** Data shown **

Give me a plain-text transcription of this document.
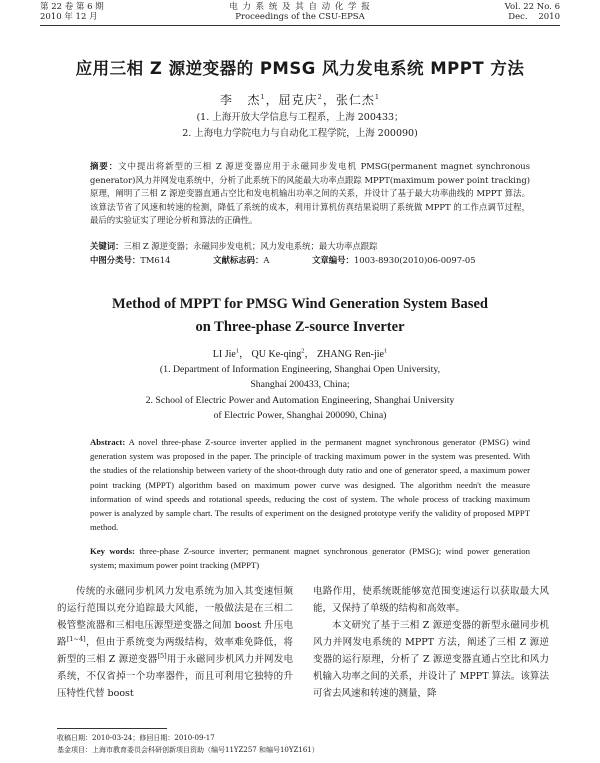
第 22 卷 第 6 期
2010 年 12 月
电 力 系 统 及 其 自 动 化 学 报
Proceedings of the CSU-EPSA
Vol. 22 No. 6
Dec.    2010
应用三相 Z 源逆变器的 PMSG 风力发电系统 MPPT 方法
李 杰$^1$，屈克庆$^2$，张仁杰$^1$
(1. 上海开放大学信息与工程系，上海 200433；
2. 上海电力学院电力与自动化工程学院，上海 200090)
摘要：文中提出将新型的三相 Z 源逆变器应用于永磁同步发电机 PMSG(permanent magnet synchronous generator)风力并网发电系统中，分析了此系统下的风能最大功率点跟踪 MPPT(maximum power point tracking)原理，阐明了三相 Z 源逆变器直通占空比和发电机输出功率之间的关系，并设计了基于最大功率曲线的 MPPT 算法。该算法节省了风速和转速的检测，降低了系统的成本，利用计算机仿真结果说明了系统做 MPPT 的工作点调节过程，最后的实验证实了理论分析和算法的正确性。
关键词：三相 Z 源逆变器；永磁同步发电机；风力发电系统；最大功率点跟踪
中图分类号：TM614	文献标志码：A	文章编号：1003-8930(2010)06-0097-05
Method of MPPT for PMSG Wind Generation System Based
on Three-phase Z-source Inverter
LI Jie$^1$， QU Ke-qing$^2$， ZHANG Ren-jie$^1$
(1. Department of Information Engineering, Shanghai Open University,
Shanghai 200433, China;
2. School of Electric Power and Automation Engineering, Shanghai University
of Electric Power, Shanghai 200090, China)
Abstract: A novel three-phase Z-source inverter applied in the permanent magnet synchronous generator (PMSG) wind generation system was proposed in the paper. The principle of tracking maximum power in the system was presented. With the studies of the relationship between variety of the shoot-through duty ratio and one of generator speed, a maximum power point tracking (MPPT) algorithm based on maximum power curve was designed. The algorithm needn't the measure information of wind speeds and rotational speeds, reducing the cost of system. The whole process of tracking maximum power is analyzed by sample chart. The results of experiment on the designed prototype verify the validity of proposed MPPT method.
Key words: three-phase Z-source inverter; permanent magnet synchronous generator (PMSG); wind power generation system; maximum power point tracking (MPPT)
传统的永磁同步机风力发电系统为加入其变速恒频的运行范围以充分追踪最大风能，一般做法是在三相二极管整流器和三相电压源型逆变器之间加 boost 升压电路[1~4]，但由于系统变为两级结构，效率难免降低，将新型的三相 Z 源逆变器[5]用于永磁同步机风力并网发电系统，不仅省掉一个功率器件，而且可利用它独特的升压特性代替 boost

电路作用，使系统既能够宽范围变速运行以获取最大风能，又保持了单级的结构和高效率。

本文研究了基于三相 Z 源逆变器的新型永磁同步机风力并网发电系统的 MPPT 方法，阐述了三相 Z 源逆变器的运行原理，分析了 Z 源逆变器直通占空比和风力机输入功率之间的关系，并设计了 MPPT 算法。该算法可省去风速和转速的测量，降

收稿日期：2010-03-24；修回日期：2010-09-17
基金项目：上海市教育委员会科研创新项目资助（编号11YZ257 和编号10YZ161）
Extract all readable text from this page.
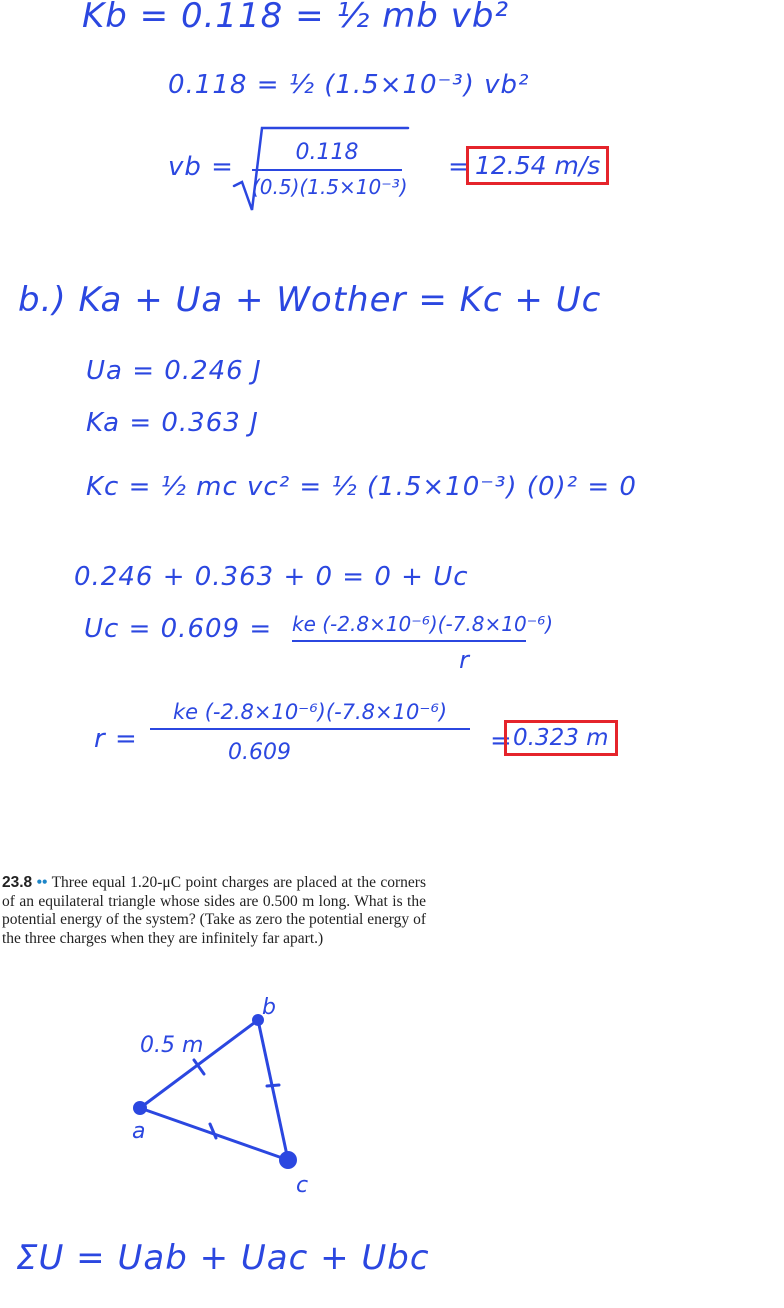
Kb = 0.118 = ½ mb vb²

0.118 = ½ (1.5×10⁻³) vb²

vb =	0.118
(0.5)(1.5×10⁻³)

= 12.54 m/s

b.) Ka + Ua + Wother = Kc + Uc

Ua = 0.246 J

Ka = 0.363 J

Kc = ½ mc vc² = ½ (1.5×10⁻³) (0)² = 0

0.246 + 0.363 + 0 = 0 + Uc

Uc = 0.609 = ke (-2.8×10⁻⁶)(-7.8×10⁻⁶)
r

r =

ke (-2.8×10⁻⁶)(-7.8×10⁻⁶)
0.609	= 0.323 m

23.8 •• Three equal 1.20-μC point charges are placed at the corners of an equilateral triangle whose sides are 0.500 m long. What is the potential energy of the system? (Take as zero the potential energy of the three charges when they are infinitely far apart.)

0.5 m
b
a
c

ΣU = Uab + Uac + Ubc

...

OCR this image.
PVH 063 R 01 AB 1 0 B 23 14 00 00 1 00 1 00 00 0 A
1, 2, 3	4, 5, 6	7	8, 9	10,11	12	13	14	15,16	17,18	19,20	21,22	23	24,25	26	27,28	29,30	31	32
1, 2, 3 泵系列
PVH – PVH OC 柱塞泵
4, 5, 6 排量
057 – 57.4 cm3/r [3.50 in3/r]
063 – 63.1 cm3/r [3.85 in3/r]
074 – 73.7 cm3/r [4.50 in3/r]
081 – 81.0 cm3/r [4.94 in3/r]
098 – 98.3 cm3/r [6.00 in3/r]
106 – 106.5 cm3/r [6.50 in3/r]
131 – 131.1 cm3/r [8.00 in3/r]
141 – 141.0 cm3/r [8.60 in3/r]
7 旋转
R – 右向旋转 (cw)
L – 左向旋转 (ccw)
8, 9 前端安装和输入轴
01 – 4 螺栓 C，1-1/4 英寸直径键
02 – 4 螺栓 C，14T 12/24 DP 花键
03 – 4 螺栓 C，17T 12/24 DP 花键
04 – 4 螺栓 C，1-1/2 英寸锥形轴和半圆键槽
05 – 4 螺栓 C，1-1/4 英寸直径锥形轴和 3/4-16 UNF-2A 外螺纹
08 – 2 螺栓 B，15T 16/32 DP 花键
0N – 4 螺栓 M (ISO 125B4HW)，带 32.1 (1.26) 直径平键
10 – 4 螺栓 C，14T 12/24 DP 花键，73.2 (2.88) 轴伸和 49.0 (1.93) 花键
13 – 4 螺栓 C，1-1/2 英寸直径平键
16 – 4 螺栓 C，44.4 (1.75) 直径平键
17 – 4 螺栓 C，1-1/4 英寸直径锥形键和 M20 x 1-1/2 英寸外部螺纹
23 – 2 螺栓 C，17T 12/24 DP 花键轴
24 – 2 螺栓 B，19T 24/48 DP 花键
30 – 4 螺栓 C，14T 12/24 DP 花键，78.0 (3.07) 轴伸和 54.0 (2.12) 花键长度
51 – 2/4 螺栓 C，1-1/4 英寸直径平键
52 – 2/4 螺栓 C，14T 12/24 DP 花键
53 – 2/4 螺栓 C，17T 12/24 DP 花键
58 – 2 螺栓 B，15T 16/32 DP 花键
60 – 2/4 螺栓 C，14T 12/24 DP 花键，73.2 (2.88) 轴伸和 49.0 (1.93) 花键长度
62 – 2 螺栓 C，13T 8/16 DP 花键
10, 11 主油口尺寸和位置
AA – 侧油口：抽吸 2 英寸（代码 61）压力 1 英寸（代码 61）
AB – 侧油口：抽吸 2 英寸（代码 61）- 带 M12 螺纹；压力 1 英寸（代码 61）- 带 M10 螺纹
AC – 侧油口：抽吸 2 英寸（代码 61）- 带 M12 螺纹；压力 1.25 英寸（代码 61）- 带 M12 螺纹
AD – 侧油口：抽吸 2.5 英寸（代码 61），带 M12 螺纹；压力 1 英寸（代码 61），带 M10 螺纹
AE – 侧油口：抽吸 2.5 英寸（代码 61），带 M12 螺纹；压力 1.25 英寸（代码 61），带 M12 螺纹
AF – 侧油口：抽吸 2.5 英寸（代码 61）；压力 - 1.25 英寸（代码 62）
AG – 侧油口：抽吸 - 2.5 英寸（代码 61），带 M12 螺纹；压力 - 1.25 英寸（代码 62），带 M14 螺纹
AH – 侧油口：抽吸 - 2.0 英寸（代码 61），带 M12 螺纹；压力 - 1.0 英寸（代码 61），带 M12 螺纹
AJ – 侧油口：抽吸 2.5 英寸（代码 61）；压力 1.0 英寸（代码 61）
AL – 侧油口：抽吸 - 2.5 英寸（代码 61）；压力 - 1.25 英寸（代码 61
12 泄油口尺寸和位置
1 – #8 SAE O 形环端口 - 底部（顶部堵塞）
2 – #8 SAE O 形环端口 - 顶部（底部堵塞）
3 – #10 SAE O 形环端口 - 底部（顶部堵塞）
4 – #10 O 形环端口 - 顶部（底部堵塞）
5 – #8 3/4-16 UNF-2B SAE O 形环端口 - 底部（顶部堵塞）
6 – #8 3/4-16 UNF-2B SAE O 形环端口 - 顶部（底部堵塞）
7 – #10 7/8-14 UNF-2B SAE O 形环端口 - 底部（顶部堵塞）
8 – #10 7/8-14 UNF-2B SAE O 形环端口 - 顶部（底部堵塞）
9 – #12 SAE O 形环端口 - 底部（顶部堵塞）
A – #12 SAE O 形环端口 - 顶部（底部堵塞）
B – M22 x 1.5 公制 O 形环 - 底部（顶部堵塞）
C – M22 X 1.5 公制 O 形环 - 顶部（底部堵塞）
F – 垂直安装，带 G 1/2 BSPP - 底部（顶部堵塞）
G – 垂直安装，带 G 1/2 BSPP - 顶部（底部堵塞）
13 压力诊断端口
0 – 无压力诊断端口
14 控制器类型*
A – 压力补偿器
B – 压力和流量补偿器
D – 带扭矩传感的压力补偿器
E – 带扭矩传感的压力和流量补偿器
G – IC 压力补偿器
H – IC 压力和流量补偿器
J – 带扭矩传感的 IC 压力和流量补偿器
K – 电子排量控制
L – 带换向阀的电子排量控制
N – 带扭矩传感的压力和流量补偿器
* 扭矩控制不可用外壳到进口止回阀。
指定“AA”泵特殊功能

** Exercise objective **
List each line in the listing that contains the string "text".

** The completed task **
Give me a plain-text transcription of this document.
Extract all readable text from this page.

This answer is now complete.